*DATA FOR PROCESSING*
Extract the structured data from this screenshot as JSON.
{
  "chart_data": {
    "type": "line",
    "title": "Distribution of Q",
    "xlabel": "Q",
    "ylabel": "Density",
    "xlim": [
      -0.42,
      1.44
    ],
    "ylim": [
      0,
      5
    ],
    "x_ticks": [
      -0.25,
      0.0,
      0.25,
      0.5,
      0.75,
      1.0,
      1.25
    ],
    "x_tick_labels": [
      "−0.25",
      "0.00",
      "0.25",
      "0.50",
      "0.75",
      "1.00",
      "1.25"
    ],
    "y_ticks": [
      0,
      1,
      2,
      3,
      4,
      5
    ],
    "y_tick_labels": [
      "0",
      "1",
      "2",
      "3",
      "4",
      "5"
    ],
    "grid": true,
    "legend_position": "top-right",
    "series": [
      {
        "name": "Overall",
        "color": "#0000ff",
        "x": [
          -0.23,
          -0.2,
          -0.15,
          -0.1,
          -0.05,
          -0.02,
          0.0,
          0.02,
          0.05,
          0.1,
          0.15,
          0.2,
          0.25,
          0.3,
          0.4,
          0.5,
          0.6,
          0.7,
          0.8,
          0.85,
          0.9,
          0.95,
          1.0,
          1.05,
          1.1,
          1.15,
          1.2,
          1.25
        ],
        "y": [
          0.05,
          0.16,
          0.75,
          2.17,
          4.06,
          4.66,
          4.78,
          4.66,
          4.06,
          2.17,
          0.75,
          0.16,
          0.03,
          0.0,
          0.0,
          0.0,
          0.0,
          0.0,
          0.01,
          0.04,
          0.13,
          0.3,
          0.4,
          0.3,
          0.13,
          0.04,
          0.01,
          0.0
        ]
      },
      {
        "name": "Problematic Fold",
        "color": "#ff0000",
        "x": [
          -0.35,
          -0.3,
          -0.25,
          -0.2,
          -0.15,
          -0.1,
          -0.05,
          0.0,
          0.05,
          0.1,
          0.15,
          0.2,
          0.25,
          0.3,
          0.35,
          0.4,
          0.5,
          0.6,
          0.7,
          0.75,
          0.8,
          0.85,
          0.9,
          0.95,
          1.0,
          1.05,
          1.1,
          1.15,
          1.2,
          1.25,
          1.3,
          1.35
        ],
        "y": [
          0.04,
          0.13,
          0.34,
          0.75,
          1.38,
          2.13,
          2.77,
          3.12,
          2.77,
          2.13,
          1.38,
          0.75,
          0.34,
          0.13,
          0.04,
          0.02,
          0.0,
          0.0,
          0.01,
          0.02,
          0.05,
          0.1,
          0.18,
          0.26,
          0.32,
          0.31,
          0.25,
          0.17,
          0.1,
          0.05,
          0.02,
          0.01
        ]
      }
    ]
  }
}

*OBJECTIVE*
Copy all the records above precisely.

*TASK RESULT*
Extract the structured data from this screenshot as JSON.
{
  "chart_data": {
    "type": "line",
    "title": "Distribution of Q",
    "xlabel": "Q",
    "ylabel": "Density",
    "xlim": [
      -0.42,
      1.44
    ],
    "ylim": [
      0,
      5
    ],
    "x_ticks": [
      -0.25,
      0.0,
      0.25,
      0.5,
      0.75,
      1.0,
      1.25
    ],
    "x_tick_labels": [
      "−0.25",
      "0.00",
      "0.25",
      "0.50",
      "0.75",
      "1.00",
      "1.25"
    ],
    "y_ticks": [
      0,
      1,
      2,
      3,
      4,
      5
    ],
    "y_tick_labels": [
      "0",
      "1",
      "2",
      "3",
      "4",
      "5"
    ],
    "grid": true,
    "legend_position": "top-right",
    "series": [
      {
        "name": "Overall",
        "color": "#0000ff",
        "x": [
          -0.23,
          -0.2,
          -0.15,
          -0.1,
          -0.05,
          -0.02,
          0.0,
          0.02,
          0.05,
          0.1,
          0.15,
          0.2,
          0.25,
          0.3,
          0.4,
          0.5,
          0.6,
          0.7,
          0.8,
          0.85,
          0.9,
          0.95,
          1.0,
          1.05,
          1.1,
          1.15,
          1.2,
          1.25
        ],
        "y": [
          0.05,
          0.16,
          0.75,
          2.17,
          4.06,
          4.66,
          4.78,
          4.66,
          4.06,
          2.17,
          0.75,
          0.16,
          0.03,
          0.0,
          0.0,
          0.0,
          0.0,
          0.0,
          0.01,
          0.04,
          0.13,
          0.3,
          0.4,
          0.3,
          0.13,
          0.04,
          0.01,
          0.0
        ]
      },
      {
        "name": "Problematic Fold",
        "color": "#ff0000",
        "x": [
          -0.35,
          -0.3,
          -0.25,
          -0.2,
          -0.15,
          -0.1,
          -0.05,
          0.0,
          0.05,
          0.1,
          0.15,
          0.2,
          0.25,
          0.3,
          0.35,
          0.4,
          0.5,
          0.6,
          0.7,
          0.75,
          0.8,
          0.85,
          0.9,
          0.95,
          1.0,
          1.05,
          1.1,
          1.15,
          1.2,
          1.25,
          1.3,
          1.35
        ],
        "y": [
          0.04,
          0.13,
          0.34,
          0.75,
          1.38,
          2.13,
          2.77,
          3.12,
          2.77,
          2.13,
          1.38,
          0.75,
          0.34,
          0.13,
          0.04,
          0.02,
          0.0,
          0.0,
          0.01,
          0.02,
          0.05,
          0.1,
          0.18,
          0.26,
          0.32,
          0.31,
          0.25,
          0.17,
          0.1,
          0.05,
          0.02,
          0.01
        ]
      }
    ]
  }
}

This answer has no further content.